— begin —

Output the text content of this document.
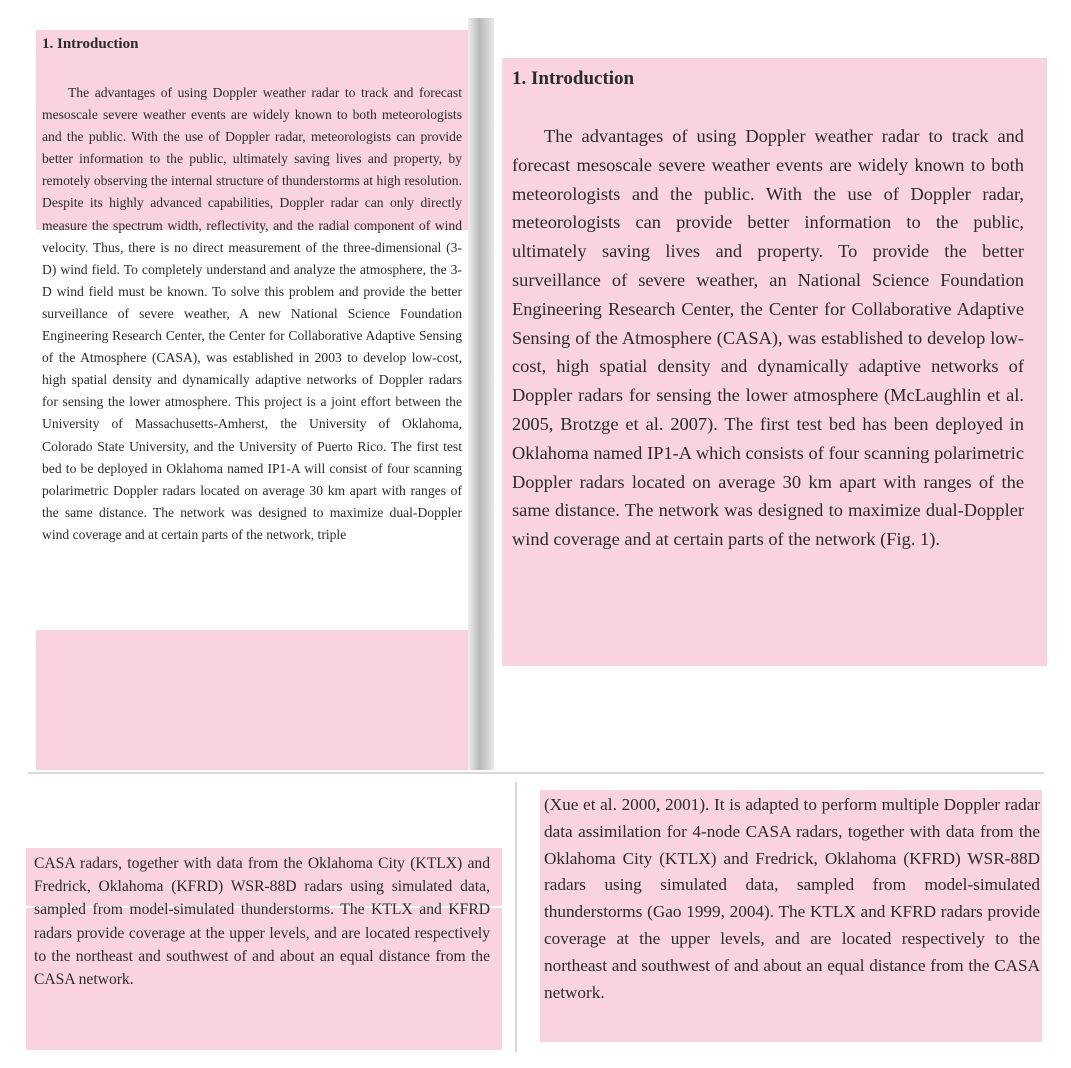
1. Introduction

The advantages of using Doppler weather radar to track and forecast mesoscale severe weather events are widely known to both meteorologists and the public. With the use of Doppler radar, meteorologists can provide better information to the public, ultimately saving lives and property, by remotely observing the internal structure of thunderstorms at high resolution. Despite its highly advanced capabilities, Doppler radar can only directly measure the spectrum width, reflectivity, and the radial component of wind velocity. Thus, there is no direct measurement of the three-dimensional (3-D) wind field. To completely understand and analyze the atmosphere, the 3-D wind field must be known. To solve this problem and provide the better surveillance of severe weather, A new National Science Foundation Engineering Research Center, the Center for Collaborative Adaptive Sensing of the Atmosphere (CASA), was established in 2003 to develop low-cost, high spatial density and dynamically adaptive networks of Doppler radars for sensing the lower atmosphere. This project is a joint effort between the University of Massachusetts-Amherst, the University of Oklahoma, Colorado State University, and the University of Puerto Rico. The first test bed to be deployed in Oklahoma named IP1-A will consist of four scanning polarimetric Doppler radars located on average 30 km apart with ranges of the same distance. The network was designed to maximize dual-Doppler wind coverage and at certain parts of the network, triple

1. Introduction

The advantages of using Doppler weather radar to track and forecast mesoscale severe weather events are widely known to both meteorologists and the public. With the use of Doppler radar, meteorologists can provide better information to the public, ultimately saving lives and property. To provide the better surveillance of severe weather, an National Science Foundation Engineering Research Center, the Center for Collaborative Adaptive Sensing of the Atmosphere (CASA), was established to develop low-cost, high spatial density and dynamically adaptive networks of Doppler radars for sensing the lower atmosphere (McLaughlin et al. 2005, Brotzge et al. 2007). The first test bed has been deployed in Oklahoma named IP1-A which consists of four scanning polarimetric Doppler radars located on average 30 km apart with ranges of the same distance. The network was designed to maximize dual-Doppler wind coverage and at certain parts of the network (Fig. 1).

CASA radars, together with data from the Oklahoma City (KTLX) and Fredrick, Oklahoma (KFRD) WSR-88D radars using simulated data, sampled from model-simulated thunderstorms. The KTLX and KFRD radars provide coverage at the upper levels, and are located respectively to the northeast and southwest of and about an equal distance from the CASA network.

(Xue et al. 2000, 2001). It is adapted to perform multiple Doppler radar data assimilation for 4-node CASA radars, together with data from the Oklahoma City (KTLX) and Fredrick, Oklahoma (KFRD) WSR-88D radars using simulated data, sampled from model-simulated thunderstorms (Gao 1999, 2004). The KTLX and KFRD radars provide coverage at the upper levels, and are located respectively to the northeast and southwest of and about an equal distance from the CASA network.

— end —

• [Exercise instructions]
Repeat the records above exactly, leaving out the pictures.

• [Task result]
Output the text content of this document.
1. Introduction

The advantages of using Doppler weather radar to track and forecast mesoscale severe weather events are widely known to both meteorologists and the public. With the use of Doppler radar, meteorologists can provide better information to the public, ultimately saving lives and property, by remotely observing the internal structure of thunderstorms at high resolution. Despite its highly advanced capabilities, Doppler radar can only directly measure the spectrum width, reflectivity, and the radial component of wind velocity. Thus, there is no direct measurement of the three-dimensional (3-D) wind field. To completely understand and analyze the atmosphere, the 3-D wind field must be known. To solve this problem and provide the better surveillance of severe weather, A new National Science Foundation Engineering Research Center, the Center for Collaborative Adaptive Sensing of the Atmosphere (CASA), was established in 2003 to develop low-cost, high spatial density and dynamically adaptive networks of Doppler radars for sensing the lower atmosphere. This project is a joint effort between the University of Massachusetts-Amherst, the University of Oklahoma, Colorado State University, and the University of Puerto Rico. The first test bed to be deployed in Oklahoma named IP1-A will consist of four scanning polarimetric Doppler radars located on average 30 km apart with ranges of the same distance. The network was designed to maximize dual-Doppler wind coverage and at certain parts of the network, triple

1. Introduction

The advantages of using Doppler weather radar to track and forecast mesoscale severe weather events are widely known to both meteorologists and the public. With the use of Doppler radar, meteorologists can provide better information to the public, ultimately saving lives and property. To provide the better surveillance of severe weather, an National Science Foundation Engineering Research Center, the Center for Collaborative Adaptive Sensing of the Atmosphere (CASA), was established to develop low-cost, high spatial density and dynamically adaptive networks of Doppler radars for sensing the lower atmosphere (McLaughlin et al. 2005, Brotzge et al. 2007). The first test bed has been deployed in Oklahoma named IP1-A which consists of four scanning polarimetric Doppler radars located on average 30 km apart with ranges of the same distance. The network was designed to maximize dual-Doppler wind coverage and at certain parts of the network (Fig. 1).

CASA radars, together with data from the Oklahoma City (KTLX) and Fredrick, Oklahoma (KFRD) WSR-88D radars using simulated data, sampled from model-simulated thunderstorms. The KTLX and KFRD radars provide coverage at the upper levels, and are located respectively to the northeast and southwest of and about an equal distance from the CASA network.

(Xue et al. 2000, 2001). It is adapted to perform multiple Doppler radar data assimilation for 4-node CASA radars, together with data from the Oklahoma City (KTLX) and Fredrick, Oklahoma (KFRD) WSR-88D radars using simulated data, sampled from model-simulated thunderstorms (Gao 1999, 2004). The KTLX and KFRD radars provide coverage at the upper levels, and are located respectively to the northeast and southwest of and about an equal distance from the CASA network.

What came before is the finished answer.